• _DATASET ENTRIES_:
BEGIN

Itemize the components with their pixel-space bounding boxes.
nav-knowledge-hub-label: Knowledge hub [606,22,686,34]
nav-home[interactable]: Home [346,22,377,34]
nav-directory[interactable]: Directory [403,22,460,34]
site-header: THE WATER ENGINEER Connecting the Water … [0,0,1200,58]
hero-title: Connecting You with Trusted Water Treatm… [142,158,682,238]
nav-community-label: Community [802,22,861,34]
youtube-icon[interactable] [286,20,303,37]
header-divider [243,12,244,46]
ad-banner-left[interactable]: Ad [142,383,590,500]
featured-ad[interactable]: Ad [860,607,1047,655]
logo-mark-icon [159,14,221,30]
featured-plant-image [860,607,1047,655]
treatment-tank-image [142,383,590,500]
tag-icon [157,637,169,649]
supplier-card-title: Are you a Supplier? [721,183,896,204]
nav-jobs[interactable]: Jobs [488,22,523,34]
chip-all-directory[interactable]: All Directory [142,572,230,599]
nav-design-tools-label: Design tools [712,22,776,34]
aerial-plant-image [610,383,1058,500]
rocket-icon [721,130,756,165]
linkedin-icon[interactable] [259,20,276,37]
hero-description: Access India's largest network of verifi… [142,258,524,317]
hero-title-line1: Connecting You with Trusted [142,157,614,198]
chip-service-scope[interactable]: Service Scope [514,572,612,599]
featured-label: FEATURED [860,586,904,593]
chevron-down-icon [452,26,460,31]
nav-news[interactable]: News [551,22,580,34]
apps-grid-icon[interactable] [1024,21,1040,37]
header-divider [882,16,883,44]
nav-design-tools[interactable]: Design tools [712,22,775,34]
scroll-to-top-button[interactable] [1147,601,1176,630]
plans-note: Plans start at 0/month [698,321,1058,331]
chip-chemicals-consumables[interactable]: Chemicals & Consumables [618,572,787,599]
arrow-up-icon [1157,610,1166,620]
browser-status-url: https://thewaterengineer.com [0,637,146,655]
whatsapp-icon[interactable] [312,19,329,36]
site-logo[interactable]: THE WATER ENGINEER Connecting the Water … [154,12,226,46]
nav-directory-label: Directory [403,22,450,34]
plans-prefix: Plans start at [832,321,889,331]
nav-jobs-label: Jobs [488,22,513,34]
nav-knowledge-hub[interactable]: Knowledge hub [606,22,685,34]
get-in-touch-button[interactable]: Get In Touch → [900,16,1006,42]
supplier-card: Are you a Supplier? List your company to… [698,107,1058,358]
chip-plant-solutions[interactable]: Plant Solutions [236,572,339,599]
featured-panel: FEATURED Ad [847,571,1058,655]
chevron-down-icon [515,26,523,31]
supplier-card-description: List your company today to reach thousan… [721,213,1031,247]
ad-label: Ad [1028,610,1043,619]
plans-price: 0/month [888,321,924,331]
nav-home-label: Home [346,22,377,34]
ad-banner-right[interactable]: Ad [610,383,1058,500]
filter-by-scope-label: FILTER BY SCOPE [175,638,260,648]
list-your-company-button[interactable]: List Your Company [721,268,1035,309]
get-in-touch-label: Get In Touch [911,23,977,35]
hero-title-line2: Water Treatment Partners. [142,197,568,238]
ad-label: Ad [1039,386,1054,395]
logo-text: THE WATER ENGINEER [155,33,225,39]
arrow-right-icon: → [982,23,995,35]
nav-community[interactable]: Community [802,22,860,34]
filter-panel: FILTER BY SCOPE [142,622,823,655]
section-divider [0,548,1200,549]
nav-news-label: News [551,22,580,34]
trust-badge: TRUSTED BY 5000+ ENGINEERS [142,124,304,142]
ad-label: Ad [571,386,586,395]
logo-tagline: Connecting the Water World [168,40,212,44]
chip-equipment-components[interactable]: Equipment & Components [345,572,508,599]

END

• _TASK TO CARRY OUT_: Rewrite the items starting at the very first line and ending at the line containing "plans-note: Plans start", with every "interactable" changed to "clickable" and nothing else altered.

• _RESPONSE FOR THIS EXERCISE_:
Itemize the components with their pixel-space bounding boxes.
nav-knowledge-hub-label: Knowledge hub [606,22,686,34]
nav-home[clickable]: Home [346,22,377,34]
nav-directory[clickable]: Directory [403,22,460,34]
site-header: THE WATER ENGINEER Connecting the Water … [0,0,1200,58]
hero-title: Connecting You with Trusted Water Treatm… [142,158,682,238]
nav-community-label: Community [802,22,861,34]
youtube-icon[clickable] [286,20,303,37]
header-divider [243,12,244,46]
ad-banner-left[clickable]: Ad [142,383,590,500]
featured-ad[clickable]: Ad [860,607,1047,655]
logo-mark-icon [159,14,221,30]
featured-plant-image [860,607,1047,655]
treatment-tank-image [142,383,590,500]
tag-icon [157,637,169,649]
supplier-card-title: Are you a Supplier? [721,183,896,204]
nav-jobs[clickable]: Jobs [488,22,523,34]
chip-all-directory[clickable]: All Directory [142,572,230,599]
nav-design-tools-label: Design tools [712,22,776,34]
aerial-plant-image [610,383,1058,500]
rocket-icon [721,130,756,165]
linkedin-icon[clickable] [259,20,276,37]
hero-description: Access India's largest network of verifi… [142,258,524,317]
hero-title-line1: Connecting You with Trusted [142,157,614,198]
chip-service-scope[clickable]: Service Scope [514,572,612,599]
featured-label: FEATURED [860,586,904,593]
chevron-down-icon [452,26,460,31]
nav-news[clickable]: News [551,22,580,34]
apps-grid-icon[clickable] [1024,21,1040,37]
header-divider [882,16,883,44]
nav-design-tools[clickable]: Design tools [712,22,775,34]
scroll-to-top-button[clickable] [1147,601,1176,630]
plans-note: Plans start at 0/month [698,321,1058,331]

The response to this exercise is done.